§ GIVEN REQUEST
In this exercise, return the whole listing exactly, excluding any images.

>> START TASK INPUT

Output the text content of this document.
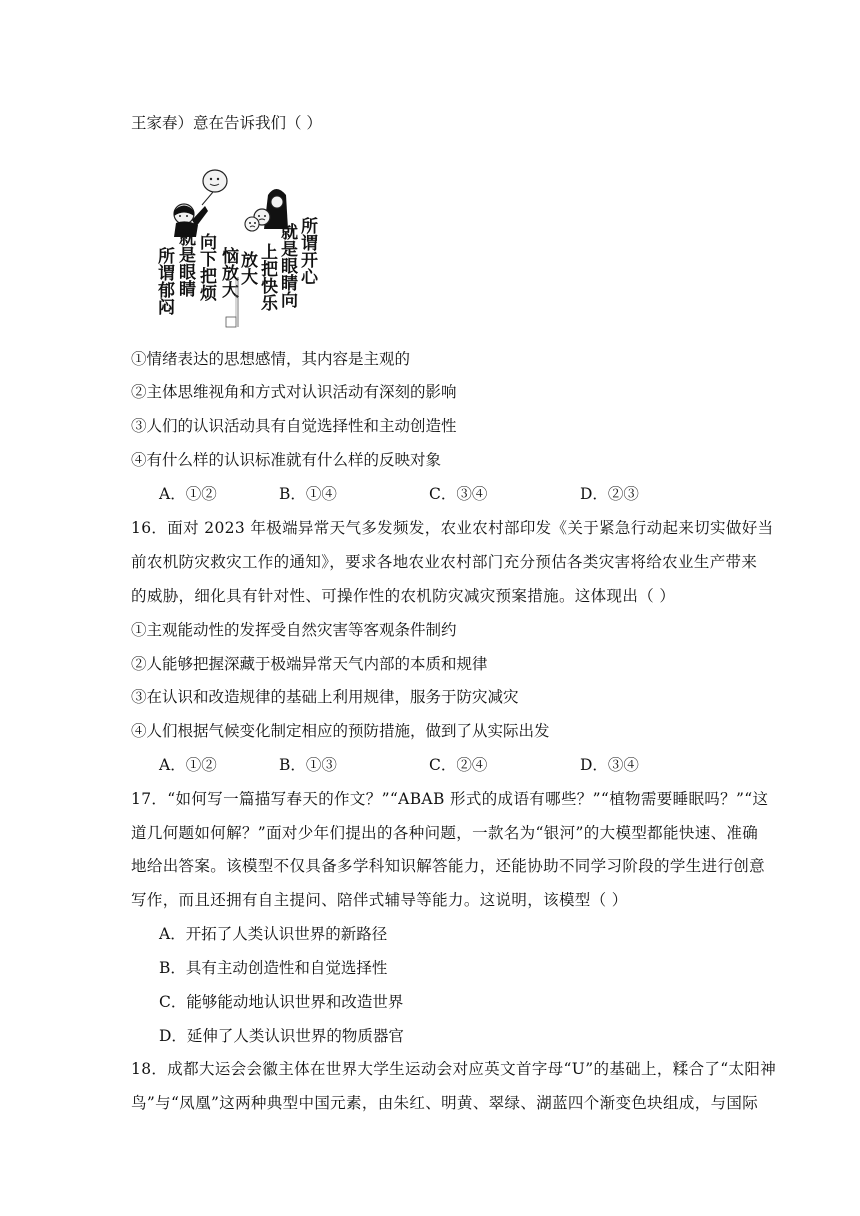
王家春）意在告诉我们（ ）
所谓开心
就是眼睛向
上把快乐
放大
恼放大
向下把烦
就是眼睛
所谓郁闷
①情绪表达的思想感情，其内容是主观的
②主体思维视角和方式对认识活动有深刻的影响
③人们的认识活动具有自觉选择性和主动创造性
④有什么样的认识标准就有什么样的反映对象
A．①②	B．①④	C．③④	D．②③
16．面对 2023 年极端异常天气多发频发，农业农村部印发《关于紧急行动起来切实做好当
前农机防灾救灾工作的通知》，要求各地农业农村部门充分预估各类灾害将给农业生产带来
的威胁，细化具有针对性、可操作性的农机防灾减灾预案措施。这体现出（ ）
①主观能动性的发挥受自然灾害等客观条件制约
②人能够把握深藏于极端异常天气内部的本质和规律
③在认识和改造规律的基础上利用规律，服务于防灾减灾
④人们根据气候变化制定相应的预防措施，做到了从实际出发
A．①②	B．①③	C．②④	D．③④
17．“如何写一篇描写春天的作文？”“ABAB 形式的成语有哪些？”“植物需要睡眠吗？”“这
道几何题如何解？”面对少年们提出的各种问题，一款名为“银河”的大模型都能快速、准确
地给出答案。该模型不仅具备多学科知识解答能力，还能协助不同学习阶段的学生进行创意
写作，而且还拥有自主提问、陪伴式辅导等能力。这说明，该模型（ ）
A．开拓了人类认识世界的新路径
B．具有主动创造性和自觉选择性
C．能够能动地认识世界和改造世界
D．延伸了人类认识世界的物质器官
18．成都大运会会徽主体在世界大学生运动会对应英文首字母“U”的基础上，糅合了“太阳神
鸟”与“凤凰”这两种典型中国元素，由朱红、明黄、翠绿、湖蓝四个渐变色块组成，与国际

>> END TASK INPUT

§ RESULT FOR THIS TASK
Output the text content of this document.
王家春）意在告诉我们（ ）
所谓开心
就是眼睛向
上把快乐
放大
恼放大
向下把烦
就是眼睛
所谓郁闷
①情绪表达的思想感情，其内容是主观的
②主体思维视角和方式对认识活动有深刻的影响
③人们的认识活动具有自觉选择性和主动创造性
④有什么样的认识标准就有什么样的反映对象
A．①②	B．①④	C．③④	D．②③
16．面对 2023 年极端异常天气多发频发，农业农村部印发《关于紧急行动起来切实做好当
前农机防灾救灾工作的通知》，要求各地农业农村部门充分预估各类灾害将给农业生产带来
的威胁，细化具有针对性、可操作性的农机防灾减灾预案措施。这体现出（ ）
①主观能动性的发挥受自然灾害等客观条件制约
②人能够把握深藏于极端异常天气内部的本质和规律
③在认识和改造规律的基础上利用规律，服务于防灾减灾
④人们根据气候变化制定相应的预防措施，做到了从实际出发
A．①②	B．①③	C．②④	D．③④
17．“如何写一篇描写春天的作文？”“ABAB 形式的成语有哪些？”“植物需要睡眠吗？”“这
道几何题如何解？”面对少年们提出的各种问题，一款名为“银河”的大模型都能快速、准确
地给出答案。该模型不仅具备多学科知识解答能力，还能协助不同学习阶段的学生进行创意
写作，而且还拥有自主提问、陪伴式辅导等能力。这说明，该模型（ ）
A．开拓了人类认识世界的新路径
B．具有主动创造性和自觉选择性
C．能够能动地认识世界和改造世界
D．延伸了人类认识世界的物质器官
18．成都大运会会徽主体在世界大学生运动会对应英文首字母“U”的基础上，糅合了“太阳神
鸟”与“凤凰”这两种典型中国元素，由朱红、明黄、翠绿、湖蓝四个渐变色块组成，与国际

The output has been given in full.